What the exercise asks :: Retype the records that come next, word for word.

(Figure record extracts)

-------------------------

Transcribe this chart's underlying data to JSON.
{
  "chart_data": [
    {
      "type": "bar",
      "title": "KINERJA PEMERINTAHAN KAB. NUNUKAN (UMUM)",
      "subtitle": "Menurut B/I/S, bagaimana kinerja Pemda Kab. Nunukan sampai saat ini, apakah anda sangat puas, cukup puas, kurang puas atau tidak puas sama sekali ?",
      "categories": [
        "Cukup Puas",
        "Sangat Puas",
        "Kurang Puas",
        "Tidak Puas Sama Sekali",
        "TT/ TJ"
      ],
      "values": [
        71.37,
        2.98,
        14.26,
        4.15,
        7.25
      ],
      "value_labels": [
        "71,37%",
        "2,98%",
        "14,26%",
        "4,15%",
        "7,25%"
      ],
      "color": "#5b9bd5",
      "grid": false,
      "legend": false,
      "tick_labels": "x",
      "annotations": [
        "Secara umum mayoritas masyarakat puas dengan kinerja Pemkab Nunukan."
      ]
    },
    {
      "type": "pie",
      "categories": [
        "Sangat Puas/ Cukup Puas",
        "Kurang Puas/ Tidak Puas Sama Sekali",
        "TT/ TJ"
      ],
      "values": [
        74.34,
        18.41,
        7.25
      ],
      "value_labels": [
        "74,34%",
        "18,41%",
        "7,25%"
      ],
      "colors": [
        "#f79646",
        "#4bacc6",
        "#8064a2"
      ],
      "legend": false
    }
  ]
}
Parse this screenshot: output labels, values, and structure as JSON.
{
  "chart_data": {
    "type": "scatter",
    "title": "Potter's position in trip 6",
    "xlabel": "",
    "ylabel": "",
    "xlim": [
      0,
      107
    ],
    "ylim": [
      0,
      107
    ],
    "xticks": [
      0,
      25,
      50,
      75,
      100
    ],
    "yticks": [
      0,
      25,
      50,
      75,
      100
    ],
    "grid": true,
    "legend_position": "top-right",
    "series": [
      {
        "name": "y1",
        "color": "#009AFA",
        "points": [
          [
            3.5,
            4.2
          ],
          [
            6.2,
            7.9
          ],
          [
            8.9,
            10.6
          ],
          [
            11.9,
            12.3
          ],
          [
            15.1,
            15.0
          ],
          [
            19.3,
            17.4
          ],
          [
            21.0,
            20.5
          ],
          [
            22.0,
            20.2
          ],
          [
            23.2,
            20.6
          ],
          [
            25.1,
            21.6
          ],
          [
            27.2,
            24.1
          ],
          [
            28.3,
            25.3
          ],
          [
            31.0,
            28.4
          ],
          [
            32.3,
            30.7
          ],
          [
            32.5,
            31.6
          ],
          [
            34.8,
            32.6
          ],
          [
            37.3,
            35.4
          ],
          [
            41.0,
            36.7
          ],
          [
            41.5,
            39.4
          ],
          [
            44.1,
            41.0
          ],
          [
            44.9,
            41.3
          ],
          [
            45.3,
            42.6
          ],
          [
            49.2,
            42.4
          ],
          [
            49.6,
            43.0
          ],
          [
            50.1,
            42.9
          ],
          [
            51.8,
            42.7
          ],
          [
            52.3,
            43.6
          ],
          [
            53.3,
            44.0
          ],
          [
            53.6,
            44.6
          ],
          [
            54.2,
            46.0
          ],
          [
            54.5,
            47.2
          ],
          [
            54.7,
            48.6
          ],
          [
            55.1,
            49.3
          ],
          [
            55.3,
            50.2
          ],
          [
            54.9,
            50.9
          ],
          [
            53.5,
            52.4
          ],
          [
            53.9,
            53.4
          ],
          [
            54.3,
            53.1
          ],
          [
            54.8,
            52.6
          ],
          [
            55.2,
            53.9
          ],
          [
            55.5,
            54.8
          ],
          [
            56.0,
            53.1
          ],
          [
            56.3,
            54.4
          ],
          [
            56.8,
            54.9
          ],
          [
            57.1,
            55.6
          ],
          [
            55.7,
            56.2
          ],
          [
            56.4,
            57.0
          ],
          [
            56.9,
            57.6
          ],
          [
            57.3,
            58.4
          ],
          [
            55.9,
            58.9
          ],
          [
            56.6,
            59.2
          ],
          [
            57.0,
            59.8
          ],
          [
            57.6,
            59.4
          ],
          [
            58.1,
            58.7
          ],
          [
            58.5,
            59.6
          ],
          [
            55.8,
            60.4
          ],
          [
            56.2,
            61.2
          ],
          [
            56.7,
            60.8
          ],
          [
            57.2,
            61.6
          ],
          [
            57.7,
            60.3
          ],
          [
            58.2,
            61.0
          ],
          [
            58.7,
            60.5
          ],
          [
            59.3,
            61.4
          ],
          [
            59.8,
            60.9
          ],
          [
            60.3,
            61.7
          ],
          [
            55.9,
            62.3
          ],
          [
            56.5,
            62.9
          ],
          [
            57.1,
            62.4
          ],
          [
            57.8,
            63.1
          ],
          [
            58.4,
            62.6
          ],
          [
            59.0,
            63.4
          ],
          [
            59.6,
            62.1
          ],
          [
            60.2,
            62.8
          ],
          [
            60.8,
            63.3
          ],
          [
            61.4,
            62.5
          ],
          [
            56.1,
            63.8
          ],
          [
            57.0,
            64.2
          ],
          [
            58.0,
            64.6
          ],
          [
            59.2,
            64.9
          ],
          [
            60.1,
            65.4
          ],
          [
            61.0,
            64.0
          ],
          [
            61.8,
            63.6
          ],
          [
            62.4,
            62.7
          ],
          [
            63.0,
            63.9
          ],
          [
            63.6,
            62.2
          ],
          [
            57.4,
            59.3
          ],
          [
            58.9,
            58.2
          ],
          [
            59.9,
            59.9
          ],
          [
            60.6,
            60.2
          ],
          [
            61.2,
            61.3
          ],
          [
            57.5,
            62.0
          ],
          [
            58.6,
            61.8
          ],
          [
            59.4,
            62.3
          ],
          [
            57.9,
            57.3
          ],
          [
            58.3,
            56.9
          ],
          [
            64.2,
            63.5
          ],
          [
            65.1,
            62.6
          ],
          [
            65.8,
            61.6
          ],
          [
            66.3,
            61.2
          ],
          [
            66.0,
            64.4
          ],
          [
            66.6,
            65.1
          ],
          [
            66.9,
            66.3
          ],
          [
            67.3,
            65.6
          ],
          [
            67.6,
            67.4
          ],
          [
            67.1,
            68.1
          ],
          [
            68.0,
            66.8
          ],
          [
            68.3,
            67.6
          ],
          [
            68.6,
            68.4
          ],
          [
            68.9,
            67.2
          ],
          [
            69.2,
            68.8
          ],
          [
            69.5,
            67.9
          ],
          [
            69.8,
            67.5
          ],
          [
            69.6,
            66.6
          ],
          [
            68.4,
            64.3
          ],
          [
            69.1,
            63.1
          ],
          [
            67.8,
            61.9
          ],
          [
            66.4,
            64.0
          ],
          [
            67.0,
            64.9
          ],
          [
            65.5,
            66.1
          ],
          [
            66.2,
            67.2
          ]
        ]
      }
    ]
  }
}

-------------------------

Complete output ::
Transcribe this chart's underlying data to JSON.
{
  "chart_data": [
    {
      "type": "bar",
      "title": "KINERJA PEMERINTAHAN KAB. NUNUKAN (UMUM)",
      "subtitle": "Menurut B/I/S, bagaimana kinerja Pemda Kab. Nunukan sampai saat ini, apakah anda sangat puas, cukup puas, kurang puas atau tidak puas sama sekali ?",
      "categories": [
        "Cukup Puas",
        "Sangat Puas",
        "Kurang Puas",
        "Tidak Puas Sama Sekali",
        "TT/ TJ"
      ],
      "values": [
        71.37,
        2.98,
        14.26,
        4.15,
        7.25
      ],
      "value_labels": [
        "71,37%",
        "2,98%",
        "14,26%",
        "4,15%",
        "7,25%"
      ],
      "color": "#5b9bd5",
      "grid": false,
      "legend": false,
      "tick_labels": "x",
      "annotations": [
        "Secara umum mayoritas masyarakat puas dengan kinerja Pemkab Nunukan."
      ]
    },
    {
      "type": "pie",
      "categories": [
        "Sangat Puas/ Cukup Puas",
        "Kurang Puas/ Tidak Puas Sama Sekali",
        "TT/ TJ"
      ],
      "values": [
        74.34,
        18.41,
        7.25
      ],
      "value_labels": [
        "74,34%",
        "18,41%",
        "7,25%"
      ],
      "colors": [
        "#f79646",
        "#4bacc6",
        "#8064a2"
      ],
      "legend": false
    }
  ]
}
Parse this screenshot: output labels, values, and structure as JSON.
{
  "chart_data": {
    "type": "scatter",
    "title": "Potter's position in trip 6",
    "xlabel": "",
    "ylabel": "",
    "xlim": [
      0,
      107
    ],
    "ylim": [
      0,
      107
    ],
    "xticks": [
      0,
      25,
      50,
      75,
      100
    ],
    "yticks": [
      0,
      25,
      50,
      75,
      100
    ],
    "grid": true,
    "legend_position": "top-right",
    "series": [
      {
        "name": "y1",
        "color": "#009AFA",
        "points": [
          [
            3.5,
            4.2
          ],
          [
            6.2,
            7.9
          ],
          [
            8.9,
            10.6
          ],
          [
            11.9,
            12.3
          ],
          [
            15.1,
            15.0
          ],
          [
            19.3,
            17.4
          ],
          [
            21.0,
            20.5
          ],
          [
            22.0,
            20.2
          ],
          [
            23.2,
            20.6
          ],
          [
            25.1,
            21.6
          ],
          [
            27.2,
            24.1
          ],
          [
            28.3,
            25.3
          ],
          [
            31.0,
            28.4
          ],
          [
            32.3,
            30.7
          ],
          [
            32.5,
            31.6
          ],
          [
            34.8,
            32.6
          ],
          [
            37.3,
            35.4
          ],
          [
            41.0,
            36.7
          ],
          [
            41.5,
            39.4
          ],
          [
            44.1,
            41.0
          ],
          [
            44.9,
            41.3
          ],
          [
            45.3,
            42.6
          ],
          [
            49.2,
            42.4
          ],
          [
            49.6,
            43.0
          ],
          [
            50.1,
            42.9
          ],
          [
            51.8,
            42.7
          ],
          [
            52.3,
            43.6
          ],
          [
            53.3,
            44.0
          ],
          [
            53.6,
            44.6
          ],
          [
            54.2,
            46.0
          ],
          [
            54.5,
            47.2
          ],
          [
            54.7,
            48.6
          ],
          [
            55.1,
            49.3
          ],
          [
            55.3,
            50.2
          ],
          [
            54.9,
            50.9
          ],
          [
            53.5,
            52.4
          ],
          [
            53.9,
            53.4
          ],
          [
            54.3,
            53.1
          ],
          [
            54.8,
            52.6
          ],
          [
            55.2,
            53.9
          ],
          [
            55.5,
            54.8
          ],
          [
            56.0,
            53.1
          ],
          [
            56.3,
            54.4
          ],
          [
            56.8,
            54.9
          ],
          [
            57.1,
            55.6
          ],
          [
            55.7,
            56.2
          ],
          [
            56.4,
            57.0
          ],
          [
            56.9,
            57.6
          ],
          [
            57.3,
            58.4
          ],
          [
            55.9,
            58.9
          ],
          [
            56.6,
            59.2
          ],
          [
            57.0,
            59.8
          ],
          [
            57.6,
            59.4
          ],
          [
            58.1,
            58.7
          ],
          [
            58.5,
            59.6
          ],
          [
            55.8,
            60.4
          ],
          [
            56.2,
            61.2
          ],
          [
            56.7,
            60.8
          ],
          [
            57.2,
            61.6
          ],
          [
            57.7,
            60.3
          ],
          [
            58.2,
            61.0
          ],
          [
            58.7,
            60.5
          ],
          [
            59.3,
            61.4
          ],
          [
            59.8,
            60.9
          ],
          [
            60.3,
            61.7
          ],
          [
            55.9,
            62.3
          ],
          [
            56.5,
            62.9
          ],
          [
            57.1,
            62.4
          ],
          [
            57.8,
            63.1
          ],
          [
            58.4,
            62.6
          ],
          [
            59.0,
            63.4
          ],
          [
            59.6,
            62.1
          ],
          [
            60.2,
            62.8
          ],
          [
            60.8,
            63.3
          ],
          [
            61.4,
            62.5
          ],
          [
            56.1,
            63.8
          ],
          [
            57.0,
            64.2
          ],
          [
            58.0,
            64.6
          ],
          [
            59.2,
            64.9
          ],
          [
            60.1,
            65.4
          ],
          [
            61.0,
            64.0
          ],
          [
            61.8,
            63.6
          ],
          [
            62.4,
            62.7
          ],
          [
            63.0,
            63.9
          ],
          [
            63.6,
            62.2
          ],
          [
            57.4,
            59.3
          ],
          [
            58.9,
            58.2
          ],
          [
            59.9,
            59.9
          ],
          [
            60.6,
            60.2
          ],
          [
            61.2,
            61.3
          ],
          [
            57.5,
            62.0
          ],
          [
            58.6,
            61.8
          ],
          [
            59.4,
            62.3
          ],
          [
            57.9,
            57.3
          ],
          [
            58.3,
            56.9
          ],
          [
            64.2,
            63.5
          ],
          [
            65.1,
            62.6
          ],
          [
            65.8,
            61.6
          ],
          [
            66.3,
            61.2
          ],
          [
            66.0,
            64.4
          ],
          [
            66.6,
            65.1
          ],
          [
            66.9,
            66.3
          ],
          [
            67.3,
            65.6
          ],
          [
            67.6,
            67.4
          ],
          [
            67.1,
            68.1
          ],
          [
            68.0,
            66.8
          ],
          [
            68.3,
            67.6
          ],
          [
            68.6,
            68.4
          ],
          [
            68.9,
            67.2
          ],
          [
            69.2,
            68.8
          ],
          [
            69.5,
            67.9
          ],
          [
            69.8,
            67.5
          ],
          [
            69.6,
            66.6
          ],
          [
            68.4,
            64.3
          ],
          [
            69.1,
            63.1
          ],
          [
            67.8,
            61.9
          ],
          [
            66.4,
            64.0
          ],
          [
            67.0,
            64.9
          ],
          [
            65.5,
            66.1
          ],
          [
            66.2,
            67.2
          ]
        ]
      }
    ]
  }
}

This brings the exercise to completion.